- [WHAT IS ASKED]
Below are the records; copy each line in them that holds the word "save".

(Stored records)
========================================================================
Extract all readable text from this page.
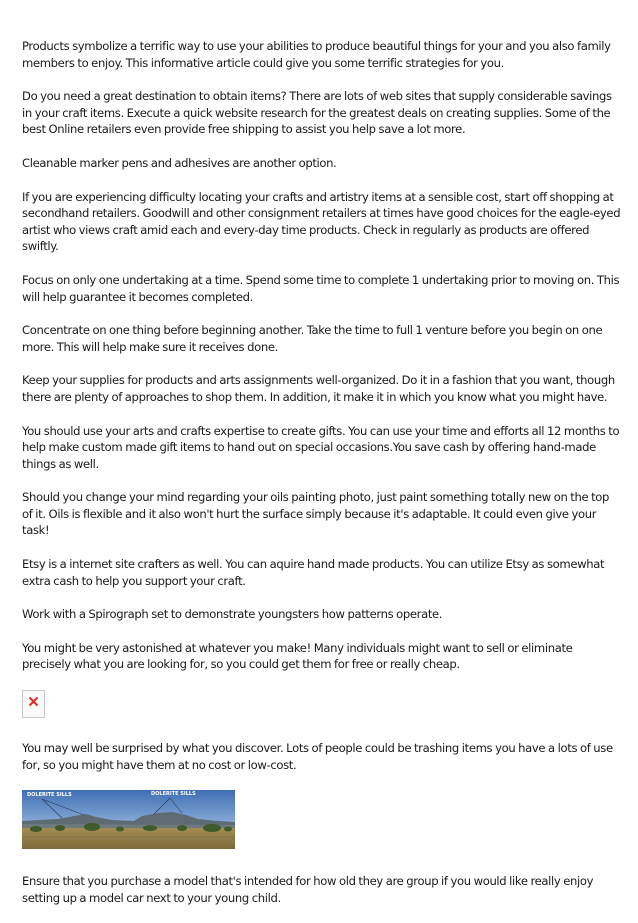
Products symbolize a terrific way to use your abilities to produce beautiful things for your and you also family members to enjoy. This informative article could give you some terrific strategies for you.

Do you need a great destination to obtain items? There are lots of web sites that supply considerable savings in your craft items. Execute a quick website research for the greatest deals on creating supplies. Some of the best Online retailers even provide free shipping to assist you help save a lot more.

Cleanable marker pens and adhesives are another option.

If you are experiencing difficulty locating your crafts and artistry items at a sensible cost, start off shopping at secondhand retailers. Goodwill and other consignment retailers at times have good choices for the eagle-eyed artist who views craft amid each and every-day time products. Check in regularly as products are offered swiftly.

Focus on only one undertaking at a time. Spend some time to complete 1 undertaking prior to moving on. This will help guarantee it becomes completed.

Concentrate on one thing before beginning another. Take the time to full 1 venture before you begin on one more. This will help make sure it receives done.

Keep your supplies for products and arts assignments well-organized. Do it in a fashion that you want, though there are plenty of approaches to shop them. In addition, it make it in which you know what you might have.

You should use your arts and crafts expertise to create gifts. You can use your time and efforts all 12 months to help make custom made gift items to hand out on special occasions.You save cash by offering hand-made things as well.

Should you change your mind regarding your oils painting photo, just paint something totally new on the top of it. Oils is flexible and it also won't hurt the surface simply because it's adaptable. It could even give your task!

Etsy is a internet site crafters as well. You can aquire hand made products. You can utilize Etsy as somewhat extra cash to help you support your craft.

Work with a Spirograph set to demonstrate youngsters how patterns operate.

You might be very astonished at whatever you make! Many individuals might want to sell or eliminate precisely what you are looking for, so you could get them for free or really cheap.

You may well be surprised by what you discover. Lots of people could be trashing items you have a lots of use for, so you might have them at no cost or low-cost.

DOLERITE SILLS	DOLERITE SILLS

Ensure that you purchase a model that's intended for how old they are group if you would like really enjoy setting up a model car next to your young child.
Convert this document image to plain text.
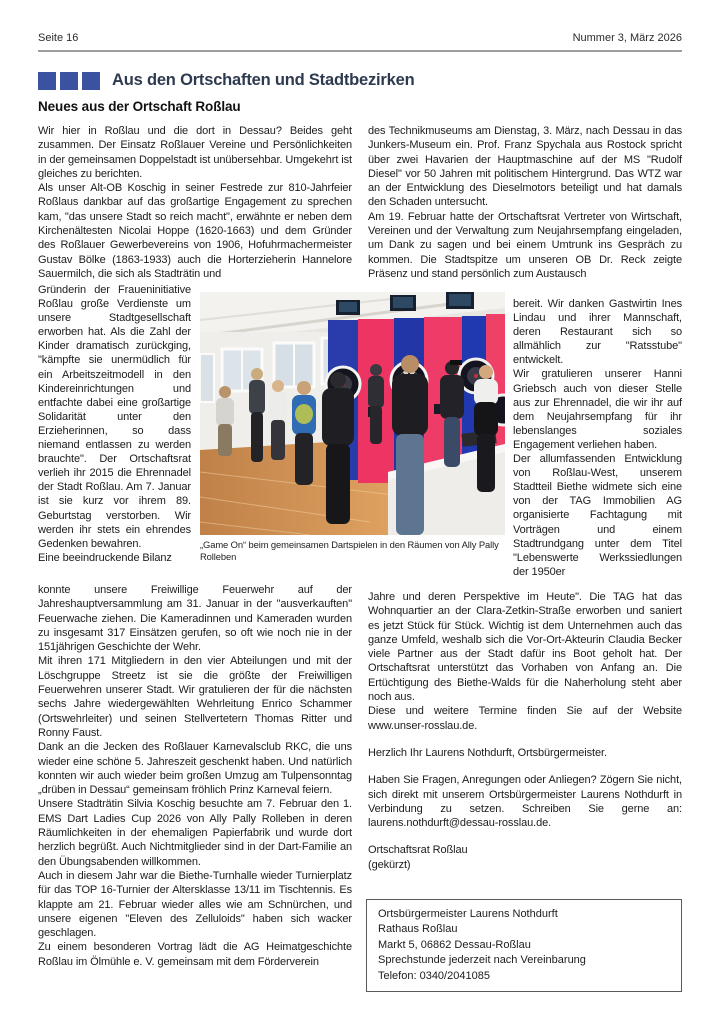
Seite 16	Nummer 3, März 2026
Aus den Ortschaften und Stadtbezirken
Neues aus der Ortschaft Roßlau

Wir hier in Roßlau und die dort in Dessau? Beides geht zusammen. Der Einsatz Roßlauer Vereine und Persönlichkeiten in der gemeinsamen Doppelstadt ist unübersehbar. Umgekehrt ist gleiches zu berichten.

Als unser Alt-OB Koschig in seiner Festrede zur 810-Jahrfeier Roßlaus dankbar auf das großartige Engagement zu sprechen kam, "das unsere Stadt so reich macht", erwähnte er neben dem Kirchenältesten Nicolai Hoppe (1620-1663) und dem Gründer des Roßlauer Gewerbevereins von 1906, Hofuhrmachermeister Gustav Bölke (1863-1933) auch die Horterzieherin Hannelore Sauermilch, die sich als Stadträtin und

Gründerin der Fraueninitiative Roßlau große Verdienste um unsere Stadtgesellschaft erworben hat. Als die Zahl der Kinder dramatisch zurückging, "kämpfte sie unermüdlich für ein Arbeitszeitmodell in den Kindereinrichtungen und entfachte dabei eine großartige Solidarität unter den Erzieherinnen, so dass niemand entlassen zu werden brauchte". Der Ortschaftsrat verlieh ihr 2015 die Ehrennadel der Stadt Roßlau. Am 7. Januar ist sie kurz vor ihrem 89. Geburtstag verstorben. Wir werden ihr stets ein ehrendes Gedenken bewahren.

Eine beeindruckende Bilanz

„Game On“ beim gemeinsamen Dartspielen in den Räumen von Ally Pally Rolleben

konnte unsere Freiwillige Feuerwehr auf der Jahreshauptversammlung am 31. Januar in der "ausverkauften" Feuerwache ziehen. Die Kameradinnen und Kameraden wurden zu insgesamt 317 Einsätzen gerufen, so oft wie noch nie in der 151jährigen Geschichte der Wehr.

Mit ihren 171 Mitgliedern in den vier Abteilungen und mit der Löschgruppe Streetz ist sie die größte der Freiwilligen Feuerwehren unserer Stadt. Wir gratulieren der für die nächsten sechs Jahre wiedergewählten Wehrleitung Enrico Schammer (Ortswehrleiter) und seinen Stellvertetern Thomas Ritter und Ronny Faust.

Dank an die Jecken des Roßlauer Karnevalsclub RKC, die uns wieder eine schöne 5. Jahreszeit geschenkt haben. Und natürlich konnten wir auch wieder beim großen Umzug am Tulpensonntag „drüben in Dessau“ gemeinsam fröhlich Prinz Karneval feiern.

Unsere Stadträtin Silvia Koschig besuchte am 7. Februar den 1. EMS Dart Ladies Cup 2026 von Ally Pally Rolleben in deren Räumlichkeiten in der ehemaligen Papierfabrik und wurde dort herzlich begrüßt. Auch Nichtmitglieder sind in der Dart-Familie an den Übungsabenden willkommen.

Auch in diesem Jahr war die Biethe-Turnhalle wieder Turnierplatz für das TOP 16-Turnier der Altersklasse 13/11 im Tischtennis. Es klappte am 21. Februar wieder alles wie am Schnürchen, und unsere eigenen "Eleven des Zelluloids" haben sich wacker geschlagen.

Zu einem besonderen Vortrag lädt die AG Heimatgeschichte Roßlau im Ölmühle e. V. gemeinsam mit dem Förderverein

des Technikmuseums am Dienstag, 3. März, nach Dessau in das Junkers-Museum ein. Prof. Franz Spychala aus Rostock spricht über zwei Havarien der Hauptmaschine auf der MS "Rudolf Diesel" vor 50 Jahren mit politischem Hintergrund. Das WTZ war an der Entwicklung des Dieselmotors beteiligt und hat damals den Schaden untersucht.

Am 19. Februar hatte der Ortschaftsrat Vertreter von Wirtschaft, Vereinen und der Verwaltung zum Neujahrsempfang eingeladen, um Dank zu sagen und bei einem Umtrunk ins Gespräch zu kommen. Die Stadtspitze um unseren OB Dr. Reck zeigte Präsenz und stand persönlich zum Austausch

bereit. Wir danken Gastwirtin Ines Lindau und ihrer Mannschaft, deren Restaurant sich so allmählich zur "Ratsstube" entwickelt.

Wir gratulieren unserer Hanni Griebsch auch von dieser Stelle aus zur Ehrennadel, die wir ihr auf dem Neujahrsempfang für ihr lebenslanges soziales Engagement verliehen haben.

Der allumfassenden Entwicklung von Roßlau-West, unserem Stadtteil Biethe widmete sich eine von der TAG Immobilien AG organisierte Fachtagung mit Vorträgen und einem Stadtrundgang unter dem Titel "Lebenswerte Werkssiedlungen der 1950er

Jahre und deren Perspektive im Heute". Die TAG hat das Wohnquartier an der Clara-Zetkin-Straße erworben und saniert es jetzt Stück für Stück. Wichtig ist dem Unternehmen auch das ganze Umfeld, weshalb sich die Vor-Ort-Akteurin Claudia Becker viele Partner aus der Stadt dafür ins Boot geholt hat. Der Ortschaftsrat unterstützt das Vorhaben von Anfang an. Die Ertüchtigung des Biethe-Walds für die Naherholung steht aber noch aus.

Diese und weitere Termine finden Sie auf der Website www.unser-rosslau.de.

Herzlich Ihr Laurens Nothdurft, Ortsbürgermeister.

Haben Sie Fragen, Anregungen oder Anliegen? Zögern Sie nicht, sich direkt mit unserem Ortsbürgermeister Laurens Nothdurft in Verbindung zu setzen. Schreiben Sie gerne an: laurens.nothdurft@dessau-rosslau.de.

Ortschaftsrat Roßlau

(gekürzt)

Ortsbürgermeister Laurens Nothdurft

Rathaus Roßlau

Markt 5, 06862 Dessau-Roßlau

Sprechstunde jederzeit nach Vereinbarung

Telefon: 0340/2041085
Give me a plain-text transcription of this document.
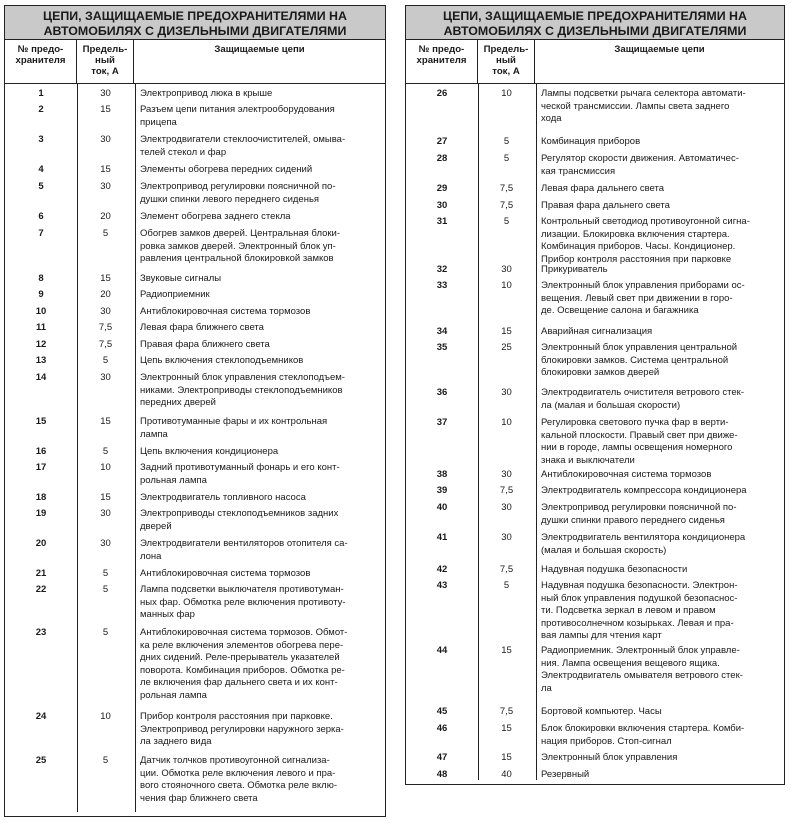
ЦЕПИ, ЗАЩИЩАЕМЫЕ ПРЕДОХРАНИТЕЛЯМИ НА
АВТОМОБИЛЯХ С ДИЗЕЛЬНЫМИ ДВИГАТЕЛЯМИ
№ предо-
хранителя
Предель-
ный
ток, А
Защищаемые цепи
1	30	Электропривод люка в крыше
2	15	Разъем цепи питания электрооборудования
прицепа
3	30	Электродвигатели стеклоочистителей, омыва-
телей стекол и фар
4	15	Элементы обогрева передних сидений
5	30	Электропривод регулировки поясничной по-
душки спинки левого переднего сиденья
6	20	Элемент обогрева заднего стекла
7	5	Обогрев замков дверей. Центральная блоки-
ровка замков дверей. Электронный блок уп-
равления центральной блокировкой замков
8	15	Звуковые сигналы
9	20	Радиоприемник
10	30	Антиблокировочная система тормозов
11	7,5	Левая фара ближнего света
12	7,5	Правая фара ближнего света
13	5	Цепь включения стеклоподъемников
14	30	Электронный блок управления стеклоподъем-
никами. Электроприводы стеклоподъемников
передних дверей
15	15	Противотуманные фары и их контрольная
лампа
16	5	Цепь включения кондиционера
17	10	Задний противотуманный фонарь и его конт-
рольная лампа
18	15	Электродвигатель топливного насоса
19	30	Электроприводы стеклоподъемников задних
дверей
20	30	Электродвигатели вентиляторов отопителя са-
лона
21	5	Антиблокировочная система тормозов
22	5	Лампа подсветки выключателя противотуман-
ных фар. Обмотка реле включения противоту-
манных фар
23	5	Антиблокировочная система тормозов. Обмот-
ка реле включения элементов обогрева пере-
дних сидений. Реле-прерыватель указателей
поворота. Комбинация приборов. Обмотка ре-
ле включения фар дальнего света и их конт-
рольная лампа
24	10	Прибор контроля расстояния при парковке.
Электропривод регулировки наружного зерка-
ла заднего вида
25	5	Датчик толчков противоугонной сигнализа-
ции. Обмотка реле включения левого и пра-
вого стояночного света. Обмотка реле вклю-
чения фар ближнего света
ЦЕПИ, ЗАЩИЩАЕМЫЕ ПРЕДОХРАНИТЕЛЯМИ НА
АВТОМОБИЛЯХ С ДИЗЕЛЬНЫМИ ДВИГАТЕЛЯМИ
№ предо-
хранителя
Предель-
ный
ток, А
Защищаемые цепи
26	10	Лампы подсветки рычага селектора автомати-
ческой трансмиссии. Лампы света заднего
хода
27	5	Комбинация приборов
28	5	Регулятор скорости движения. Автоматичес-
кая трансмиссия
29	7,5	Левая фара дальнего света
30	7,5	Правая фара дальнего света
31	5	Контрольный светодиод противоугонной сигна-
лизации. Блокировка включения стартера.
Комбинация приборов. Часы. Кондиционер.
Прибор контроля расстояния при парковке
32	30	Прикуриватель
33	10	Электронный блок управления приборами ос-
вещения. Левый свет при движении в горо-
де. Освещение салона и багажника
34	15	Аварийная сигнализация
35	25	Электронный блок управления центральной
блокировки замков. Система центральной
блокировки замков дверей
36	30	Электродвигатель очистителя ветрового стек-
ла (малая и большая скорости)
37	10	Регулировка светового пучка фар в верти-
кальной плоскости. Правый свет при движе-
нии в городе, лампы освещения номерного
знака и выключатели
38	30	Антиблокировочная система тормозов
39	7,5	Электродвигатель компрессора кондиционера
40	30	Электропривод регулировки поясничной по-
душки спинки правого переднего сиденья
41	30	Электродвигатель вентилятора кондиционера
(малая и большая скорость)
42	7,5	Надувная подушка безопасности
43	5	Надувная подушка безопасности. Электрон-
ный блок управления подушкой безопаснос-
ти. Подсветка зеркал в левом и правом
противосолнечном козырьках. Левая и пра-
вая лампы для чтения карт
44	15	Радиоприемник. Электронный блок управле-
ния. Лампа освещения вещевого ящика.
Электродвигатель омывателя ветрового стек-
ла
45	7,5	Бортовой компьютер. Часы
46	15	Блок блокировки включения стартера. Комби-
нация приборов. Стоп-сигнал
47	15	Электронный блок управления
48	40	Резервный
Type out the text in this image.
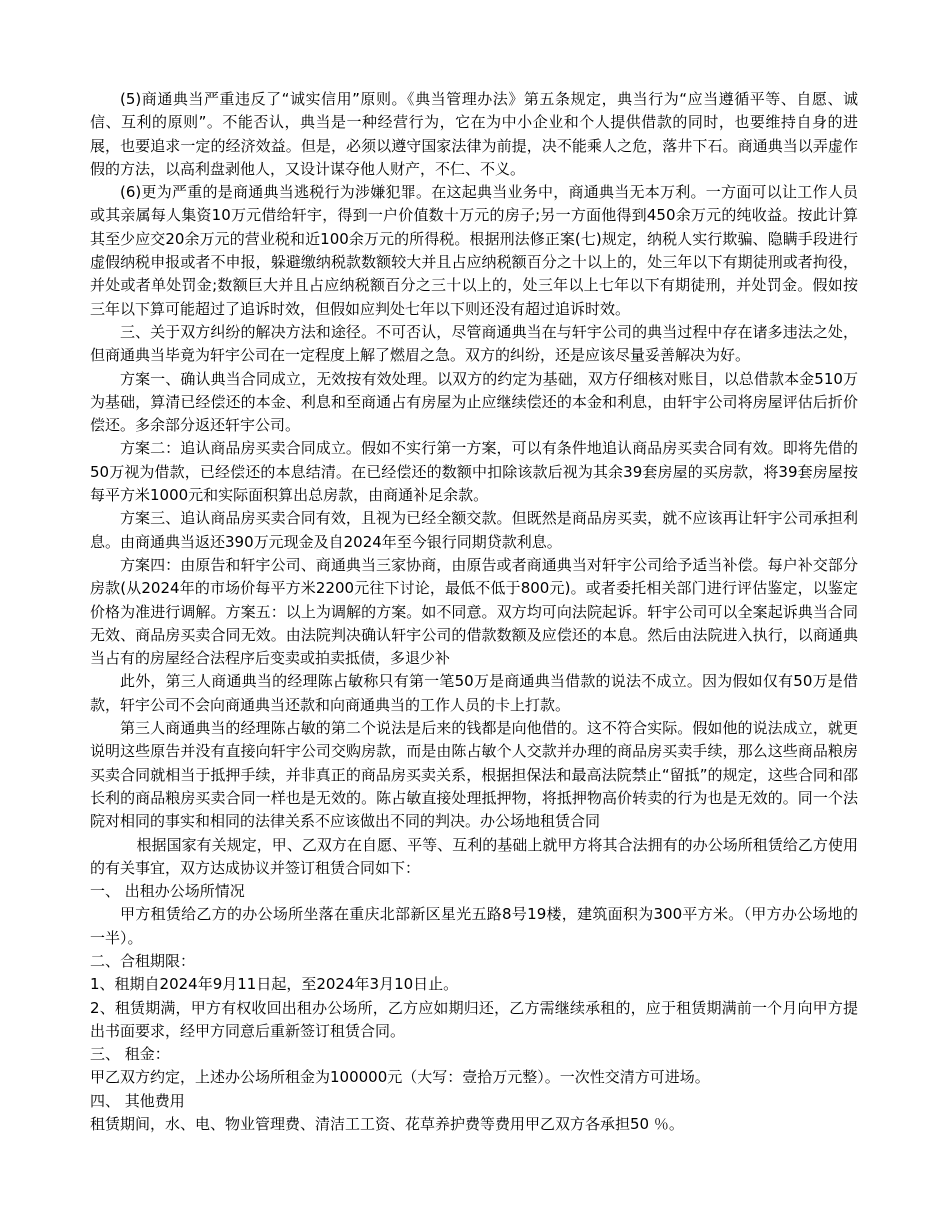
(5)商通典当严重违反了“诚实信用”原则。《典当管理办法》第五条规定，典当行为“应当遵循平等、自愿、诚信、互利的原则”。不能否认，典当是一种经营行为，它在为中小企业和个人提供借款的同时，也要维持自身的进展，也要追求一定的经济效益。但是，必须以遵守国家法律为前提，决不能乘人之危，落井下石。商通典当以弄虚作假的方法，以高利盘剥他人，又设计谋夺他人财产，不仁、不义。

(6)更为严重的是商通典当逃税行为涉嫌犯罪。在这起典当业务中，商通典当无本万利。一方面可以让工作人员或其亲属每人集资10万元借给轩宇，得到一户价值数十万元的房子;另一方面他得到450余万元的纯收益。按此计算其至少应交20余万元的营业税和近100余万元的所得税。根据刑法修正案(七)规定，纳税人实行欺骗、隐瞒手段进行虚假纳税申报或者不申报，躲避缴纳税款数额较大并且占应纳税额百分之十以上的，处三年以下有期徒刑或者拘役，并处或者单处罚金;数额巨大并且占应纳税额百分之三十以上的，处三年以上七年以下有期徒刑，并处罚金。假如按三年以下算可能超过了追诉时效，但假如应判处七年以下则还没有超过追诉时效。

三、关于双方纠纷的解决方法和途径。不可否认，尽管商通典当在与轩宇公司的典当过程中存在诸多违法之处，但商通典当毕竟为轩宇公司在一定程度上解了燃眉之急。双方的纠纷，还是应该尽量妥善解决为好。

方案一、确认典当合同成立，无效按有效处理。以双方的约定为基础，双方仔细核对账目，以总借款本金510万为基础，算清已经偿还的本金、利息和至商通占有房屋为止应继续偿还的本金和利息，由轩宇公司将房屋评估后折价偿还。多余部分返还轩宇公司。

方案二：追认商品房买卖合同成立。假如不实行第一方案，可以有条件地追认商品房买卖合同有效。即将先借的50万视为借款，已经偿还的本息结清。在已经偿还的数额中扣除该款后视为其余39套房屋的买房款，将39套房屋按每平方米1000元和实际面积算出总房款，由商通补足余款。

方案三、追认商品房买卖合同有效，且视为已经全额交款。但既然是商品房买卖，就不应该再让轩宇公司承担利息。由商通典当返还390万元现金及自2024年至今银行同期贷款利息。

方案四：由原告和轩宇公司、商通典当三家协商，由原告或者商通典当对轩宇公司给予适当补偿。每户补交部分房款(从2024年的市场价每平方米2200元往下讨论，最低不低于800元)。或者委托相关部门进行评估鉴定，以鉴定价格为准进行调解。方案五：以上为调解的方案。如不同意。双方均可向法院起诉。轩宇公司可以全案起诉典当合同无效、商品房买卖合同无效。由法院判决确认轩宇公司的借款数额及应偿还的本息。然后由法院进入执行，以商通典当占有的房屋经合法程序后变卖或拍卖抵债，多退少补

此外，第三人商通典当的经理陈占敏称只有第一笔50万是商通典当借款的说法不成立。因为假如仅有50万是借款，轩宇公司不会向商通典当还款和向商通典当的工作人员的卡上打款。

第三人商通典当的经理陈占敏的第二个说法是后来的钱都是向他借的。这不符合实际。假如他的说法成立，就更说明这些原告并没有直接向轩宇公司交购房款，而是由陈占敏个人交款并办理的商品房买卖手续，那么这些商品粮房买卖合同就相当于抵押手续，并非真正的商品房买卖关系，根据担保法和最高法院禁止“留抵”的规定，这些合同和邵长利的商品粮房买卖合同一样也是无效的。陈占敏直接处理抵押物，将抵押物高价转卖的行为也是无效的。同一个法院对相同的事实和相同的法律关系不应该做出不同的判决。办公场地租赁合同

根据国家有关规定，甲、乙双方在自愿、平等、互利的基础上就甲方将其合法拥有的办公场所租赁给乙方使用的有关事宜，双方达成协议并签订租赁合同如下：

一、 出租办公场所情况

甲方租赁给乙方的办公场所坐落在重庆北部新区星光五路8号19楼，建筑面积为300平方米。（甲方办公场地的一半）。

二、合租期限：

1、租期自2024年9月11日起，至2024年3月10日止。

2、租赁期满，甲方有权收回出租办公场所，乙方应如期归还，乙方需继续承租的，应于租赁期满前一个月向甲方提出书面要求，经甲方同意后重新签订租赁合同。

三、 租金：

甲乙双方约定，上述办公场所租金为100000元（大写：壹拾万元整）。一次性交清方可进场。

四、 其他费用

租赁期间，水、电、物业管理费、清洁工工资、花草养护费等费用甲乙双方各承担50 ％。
========================================================================
- [RESPONSE FOR THIS EXERCISE]
Do you need a great destination to obtain items? There are lots of web sites that supply considerable savings in your craft items. Execute a quick website research for the greatest deals on creating supplies. Some of the best Online retailers even provide free shipping to assist you help save a lot more.
You should use your arts and crafts expertise to create gifts. You can use your time and efforts all 12 months to help make custom made gift items to hand out on special occasions.You save cash by offering hand-made things as well.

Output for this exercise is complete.